* [Work to complete] Go through the data below line by line and count those containing the word "зонах". Reply with the count only.

* [Saved entries]
--- BEGIN ---

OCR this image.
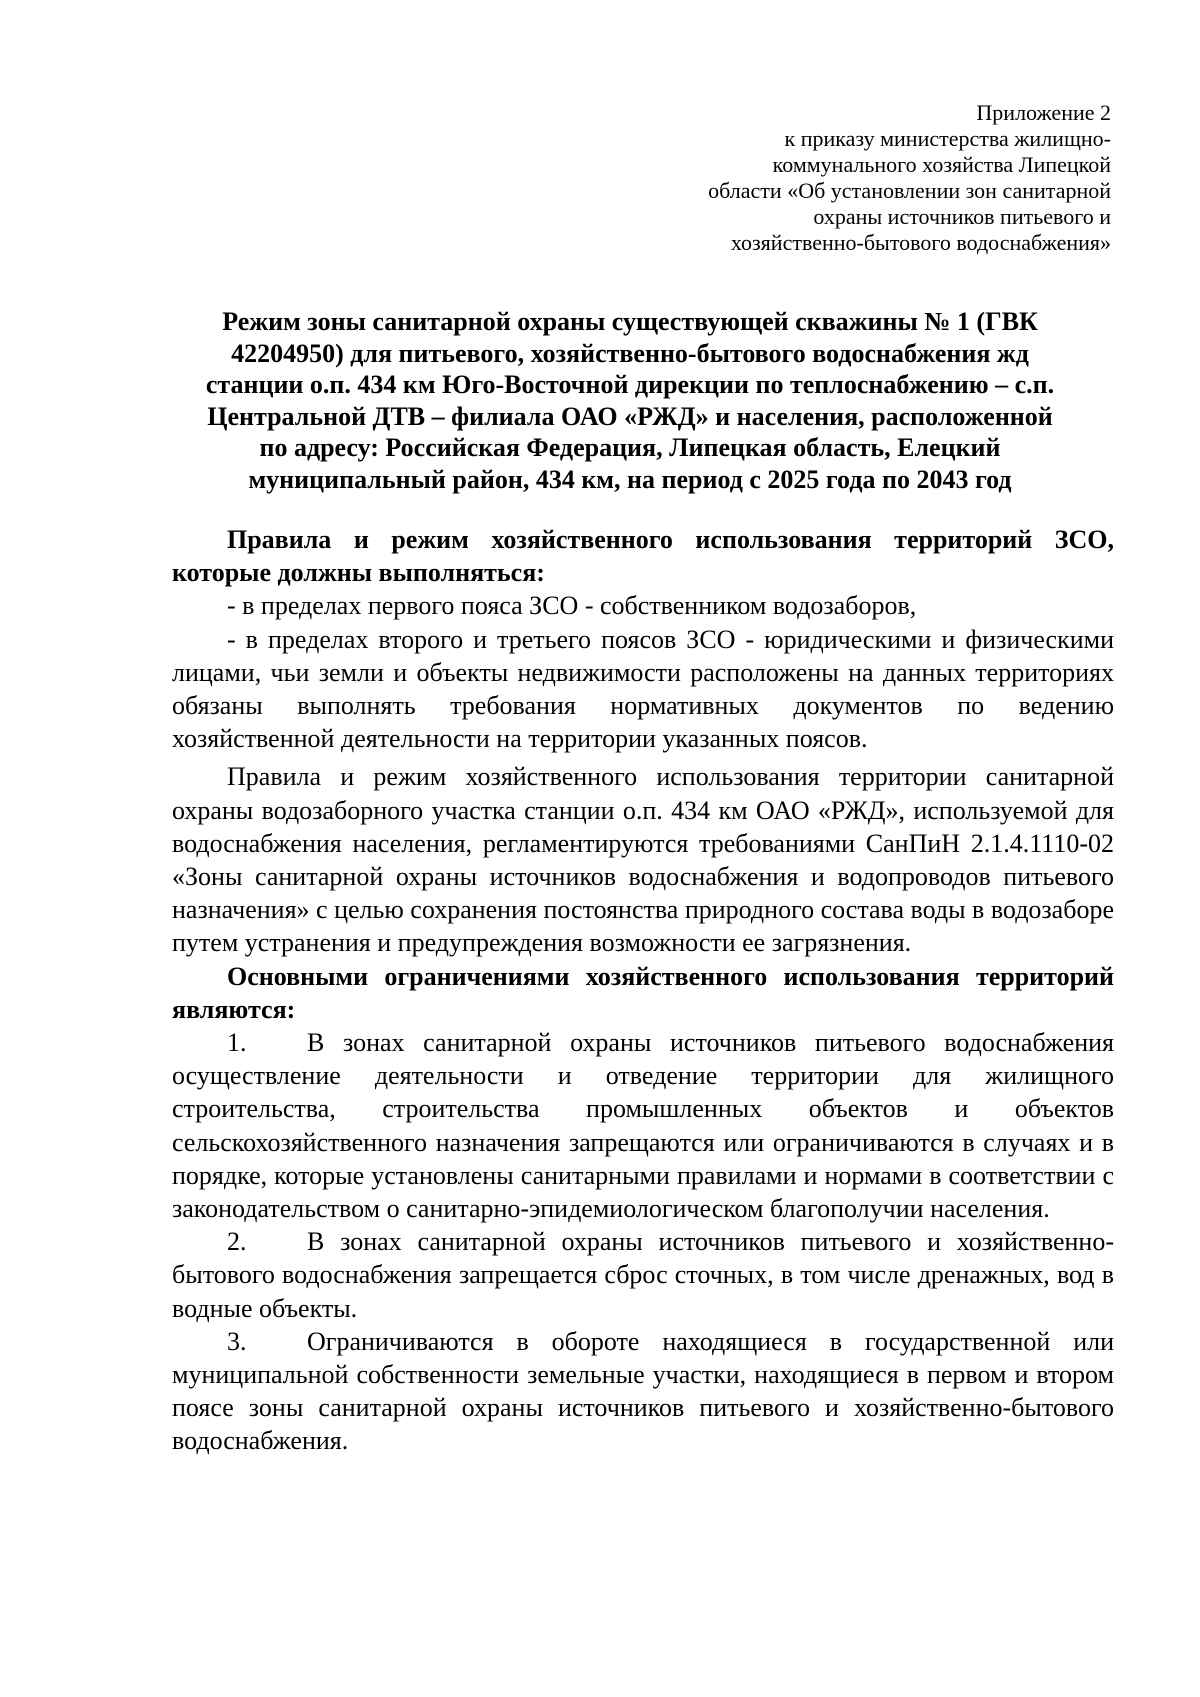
Приложение 2
к приказу министерства жилищно-
коммунального хозяйства Липецкой
области «Об установлении зон санитарной
охраны источников питьевого и
хозяйственно-бытового водоснабжения»
Режим зоны санитарной охраны существующей скважины № 1 (ГВК
42204950) для питьевого, хозяйственно-бытового водоснабжения жд
станции о.п. 434 км Юго-Восточной дирекции по теплоснабжению – с.п.
Центральной ДТВ – филиала ОАО «РЖД» и населения, расположенной
по адресу: Российская Федерация, Липецкая область, Елецкий
муниципальный район, 434 км, на период с 2025 года по 2043 год

Правила и режим хозяйственного использования территорий ЗСО, которые должны выполняться:

- в пределах первого пояса ЗСО - собственником водозаборов,

- в пределах второго и третьего поясов ЗСО - юридическими и физическими лицами, чьи земли и объекты недвижимости расположены на данных территориях обязаны выполнять требования нормативных документов по ведению хозяйственной деятельности на территории указанных поясов.

Правила и режим хозяйственного использования территории санитарной охраны водозаборного участка станции о.п. 434 км ОАО «РЖД», используемой для водоснабжения населения, регламентируются требованиями СанПиН 2.1.4.1110-02 «Зоны санитарной охраны источников водоснабжения и водопроводов питьевого назначения» с целью сохранения постоянства природного состава воды в водозаборе путем устранения и предупреждения возможности ее загрязнения.

Основными ограничениями хозяйственного использования территорий являются:

1. В зонах санитарной охраны источников питьевого водоснабжения осуществление деятельности и отведение территории для жилищного строительства, строительства промышленных объектов и объектов сельскохозяйственного назначения запрещаются или ограничиваются в случаях и в порядке, которые установлены санитарными правилами и нормами в соответствии с законодательством о санитарно-эпидемиологическом благополучии населения.

2. В зонах санитарной охраны источников питьевого и хозяйственно-бытового водоснабжения запрещается сброс сточных, в том числе дренажных, вод в водные объекты.

3. Ограничиваются в обороте находящиеся в государственной или муниципальной собственности земельные участки, находящиеся в первом и втором поясе зоны санитарной охраны источников питьевого и хозяйственно-бытового водоснабжения.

--- END ---

* [Response to this task] 2